▶ Stored rows:
** BEGIN **

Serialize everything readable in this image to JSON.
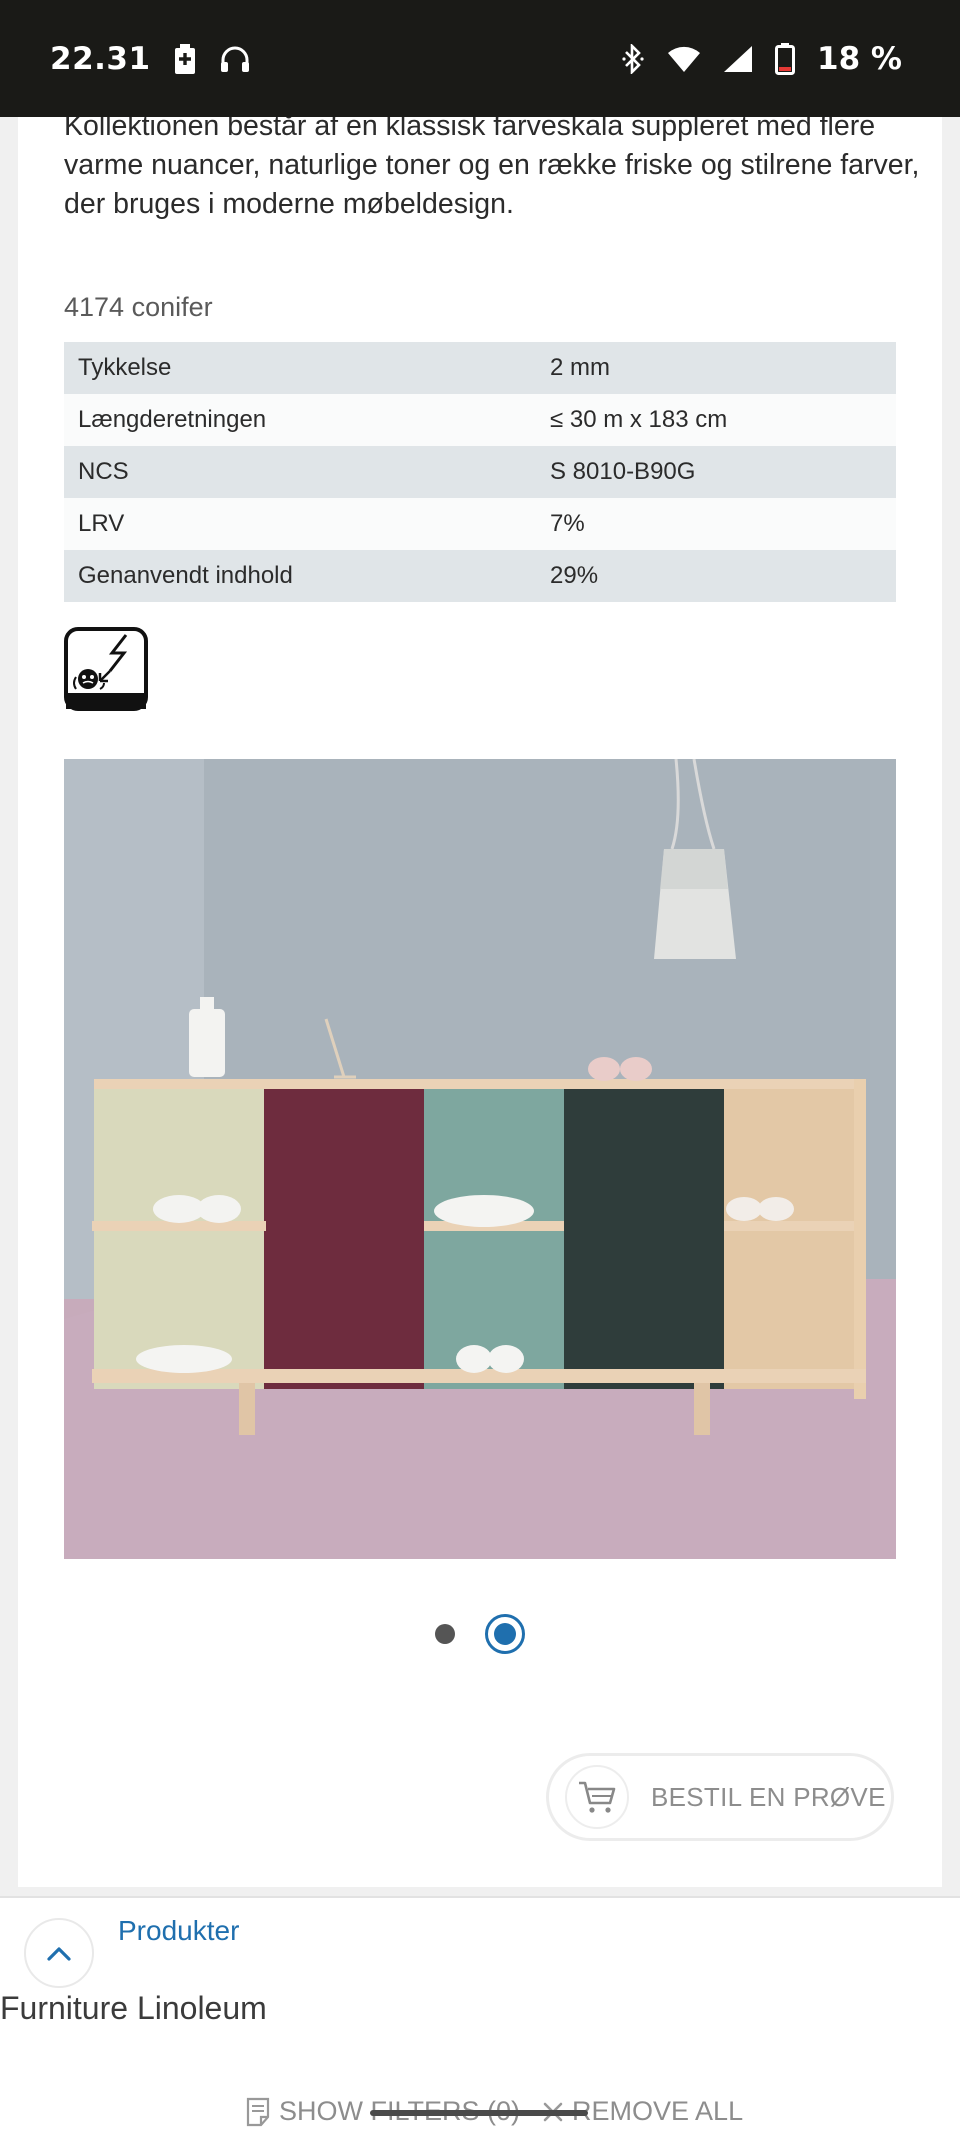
{
  "status_bar": {
    "time": "22.31",
    "battery_percent": "18 %",
    "icons": [
      "battery-saver-icon",
      "headphones-icon",
      "bluetooth-icon",
      "wifi-icon",
      "cellular-signal-icon",
      "battery-icon"
    ]
  },
  "content": {
    "description": "Kollektionen består af en klassisk farveskala suppleret med flere varme nuancer, naturlige toner og en række friske og stilrene farver, der bruges i moderne møbeldesign.",
    "product_code": "4174 conifer",
    "specs": [
      {
        "label": "Tykkelse",
        "value": "2 mm"
      },
      {
        "label": "Længderetningen",
        "value": "≤ 30 m x 183 cm"
      },
      {
        "label": "NCS",
        "value": "S 8010-B90G"
      },
      {
        "label": "LRV",
        "value": "7%"
      },
      {
        "label": "Genanvendt indhold",
        "value": "29%"
      }
    ],
    "feature_icon": "antistatic-icon",
    "image_alt": "Shelf with colored linoleum doors and shoes",
    "carousel": {
      "count": 2,
      "active": 2
    },
    "order_sample_label": "BESTIL EN PRØVE"
  },
  "bottom": {
    "breadcrumb_link": "Produkter",
    "title": "Furniture Linoleum",
    "show_filters": "SHOW FILTERS (0)",
    "remove_all": "REMOVE ALL"
  },
  "colors": {
    "accent": "#1f6fae",
    "table_row_shade": "#e0e5e8",
    "status_bar_bg": "#1a1a17"
  }
}
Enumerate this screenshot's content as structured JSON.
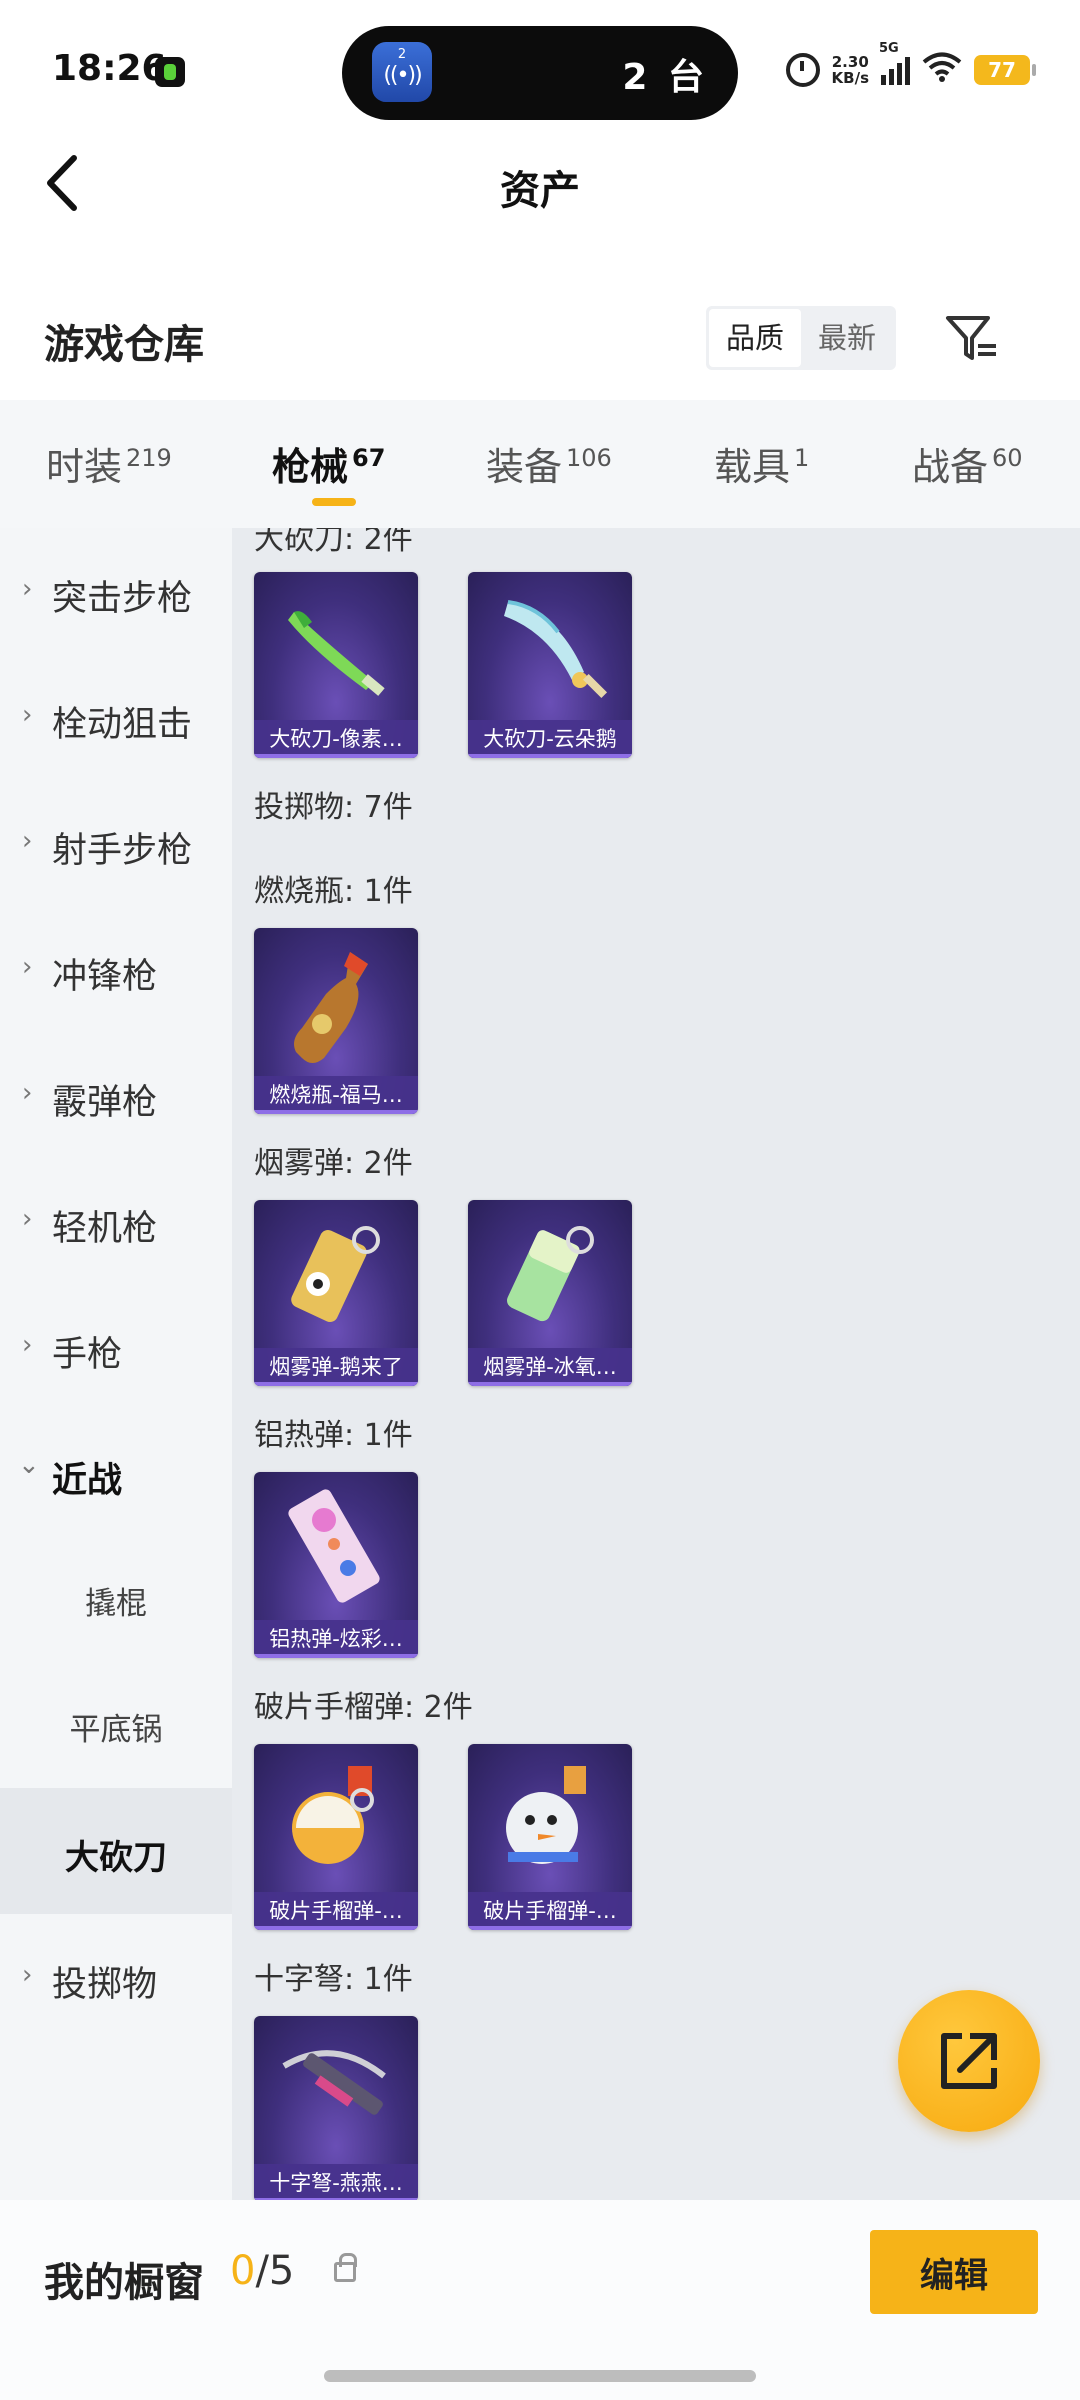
{
  "status_bar": {
    "time": "18:26",
    "island_badge": "2",
    "island_text": "2 台",
    "net_speed_value": "2.30",
    "net_speed_unit": "KB/s",
    "network": "5G",
    "battery": "77"
  },
  "header": {
    "title": "资产"
  },
  "warehouse": {
    "title": "游戏仓库",
    "sort_options": [
      "品质",
      "最新"
    ],
    "active_sort": "品质"
  },
  "tabs": [
    {
      "label": "时装",
      "count": "219"
    },
    {
      "label": "枪械",
      "count": "67"
    },
    {
      "label": "装备",
      "count": "106"
    },
    {
      "label": "载具",
      "count": "1"
    },
    {
      "label": "战备",
      "count": "60"
    }
  ],
  "active_tab": "枪械",
  "sidebar": {
    "items": [
      {
        "label": "突击步枪"
      },
      {
        "label": "栓动狙击"
      },
      {
        "label": "射手步枪"
      },
      {
        "label": "冲锋枪"
      },
      {
        "label": "霰弹枪"
      },
      {
        "label": "轻机枪"
      },
      {
        "label": "手枪"
      },
      {
        "label": "近战"
      },
      {
        "label": "撬棍"
      },
      {
        "label": "平底锅"
      },
      {
        "label": "大砍刀"
      },
      {
        "label": "投掷物"
      }
    ],
    "selected": "大砍刀"
  },
  "content": {
    "sections": [
      {
        "label": "大砍刀: 2件"
      },
      {
        "label": "投掷物: 7件"
      },
      {
        "label": "燃烧瓶: 1件"
      },
      {
        "label": "烟雾弹: 2件"
      },
      {
        "label": "铝热弹: 1件"
      },
      {
        "label": "破片手榴弹: 2件"
      },
      {
        "label": "十字弩: 1件"
      }
    ],
    "items": [
      {
        "name": "大砍刀-像素…",
        "icon": "green-machete-icon"
      },
      {
        "name": "大砍刀-云朵鹅",
        "icon": "cloud-goose-machete-icon"
      },
      {
        "name": "燃烧瓶-福马…",
        "icon": "molotov-bottle-icon"
      },
      {
        "name": "烟雾弹-鹅来了",
        "icon": "goose-smoke-grenade-icon"
      },
      {
        "name": "烟雾弹-冰氧…",
        "icon": "ice-smoke-grenade-icon"
      },
      {
        "name": "铝热弹-炫彩…",
        "icon": "candy-thermite-icon"
      },
      {
        "name": "破片手榴弹-…",
        "icon": "orange-frag-grenade-icon"
      },
      {
        "name": "破片手榴弹-…",
        "icon": "snowman-frag-grenade-icon"
      },
      {
        "name": "十字弩-燕燕…",
        "icon": "crossbow-icon"
      }
    ]
  },
  "bottom_bar": {
    "label": "我的橱窗",
    "current": "0",
    "total": "/5",
    "edit_label": "编辑"
  },
  "colors": {
    "accent": "#f6b318",
    "card_bg": "#3f2f7d",
    "card_label": "#46328c"
  }
}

** END **

▶ What this task involves: Make an exact copy of the data above, pictures excluded.

▶ Finished answer:
Serialize everything readable in this image to JSON.
{
  "status_bar": {
    "time": "22.31",
    "battery_percent": "18 %",
    "icons": [
      "battery-saver-icon",
      "headphones-icon",
      "bluetooth-icon",
      "wifi-icon",
      "cellular-signal-icon",
      "battery-icon"
    ]
  },
  "content": {
    "description": "Kollektionen består af en klassisk farveskala suppleret med flere varme nuancer, naturlige toner og en række friske og stilrene farver, der bruges i moderne møbeldesign.",
    "product_code": "4174 conifer",
    "specs": [
      {
        "label": "Tykkelse",
        "value": "2 mm"
      },
      {
        "label": "Længderetningen",
        "value": "≤ 30 m x 183 cm"
      },
      {
        "label": "NCS",
        "value": "S 8010-B90G"
      },
      {
        "label": "LRV",
        "value": "7%"
      },
      {
        "label": "Genanvendt indhold",
        "value": "29%"
      }
    ],
    "feature_icon": "antistatic-icon",
    "image_alt": "Shelf with colored linoleum doors and shoes",
    "carousel": {
      "count": 2,
      "active": 2
    },
    "order_sample_label": "BESTIL EN PRØVE"
  },
  "bottom": {
    "breadcrumb_link": "Produkter",
    "title": "Furniture Linoleum",
    "show_filters": "SHOW FILTERS (0)",
    "remove_all": "REMOVE ALL"
  },
  "colors": {
    "accent": "#1f6fae",
    "table_row_shade": "#e0e5e8",
    "status_bar_bg": "#1a1a17"
  }
}
Enumerate this screenshot's content as structured JSON.
{
  "status_bar": {
    "time": "18:26",
    "island_badge": "2",
    "island_text": "2 台",
    "net_speed_value": "2.30",
    "net_speed_unit": "KB/s",
    "network": "5G",
    "battery": "77"
  },
  "header": {
    "title": "资产"
  },
  "warehouse": {
    "title": "游戏仓库",
    "sort_options": [
      "品质",
      "最新"
    ],
    "active_sort": "品质"
  },
  "tabs": [
    {
      "label": "时装",
      "count": "219"
    },
    {
      "label": "枪械",
      "count": "67"
    },
    {
      "label": "装备",
      "count": "106"
    },
    {
      "label": "载具",
      "count": "1"
    },
    {
      "label": "战备",
      "count": "60"
    }
  ],
  "active_tab": "枪械",
  "sidebar": {
    "items": [
      {
        "label": "突击步枪"
      },
      {
        "label": "栓动狙击"
      },
      {
        "label": "射手步枪"
      },
      {
        "label": "冲锋枪"
      },
      {
        "label": "霰弹枪"
      },
      {
        "label": "轻机枪"
      },
      {
        "label": "手枪"
      },
      {
        "label": "近战"
      },
      {
        "label": "撬棍"
      },
      {
        "label": "平底锅"
      },
      {
        "label": "大砍刀"
      },
      {
        "label": "投掷物"
      }
    ],
    "selected": "大砍刀"
  },
  "content": {
    "sections": [
      {
        "label": "大砍刀: 2件"
      },
      {
        "label": "投掷物: 7件"
      },
      {
        "label": "燃烧瓶: 1件"
      },
      {
        "label": "烟雾弹: 2件"
      },
      {
        "label": "铝热弹: 1件"
      },
      {
        "label": "破片手榴弹: 2件"
      },
      {
        "label": "十字弩: 1件"
      }
    ],
    "items": [
      {
        "name": "大砍刀-像素…",
        "icon": "green-machete-icon"
      },
      {
        "name": "大砍刀-云朵鹅",
        "icon": "cloud-goose-machete-icon"
      },
      {
        "name": "燃烧瓶-福马…",
        "icon": "molotov-bottle-icon"
      },
      {
        "name": "烟雾弹-鹅来了",
        "icon": "goose-smoke-grenade-icon"
      },
      {
        "name": "烟雾弹-冰氧…",
        "icon": "ice-smoke-grenade-icon"
      },
      {
        "name": "铝热弹-炫彩…",
        "icon": "candy-thermite-icon"
      },
      {
        "name": "破片手榴弹-…",
        "icon": "orange-frag-grenade-icon"
      },
      {
        "name": "破片手榴弹-…",
        "icon": "snowman-frag-grenade-icon"
      },
      {
        "name": "十字弩-燕燕…",
        "icon": "crossbow-icon"
      }
    ]
  },
  "bottom_bar": {
    "label": "我的橱窗",
    "current": "0",
    "total": "/5",
    "edit_label": "编辑"
  },
  "colors": {
    "accent": "#f6b318",
    "card_bg": "#3f2f7d",
    "card_label": "#46328c"
  }
}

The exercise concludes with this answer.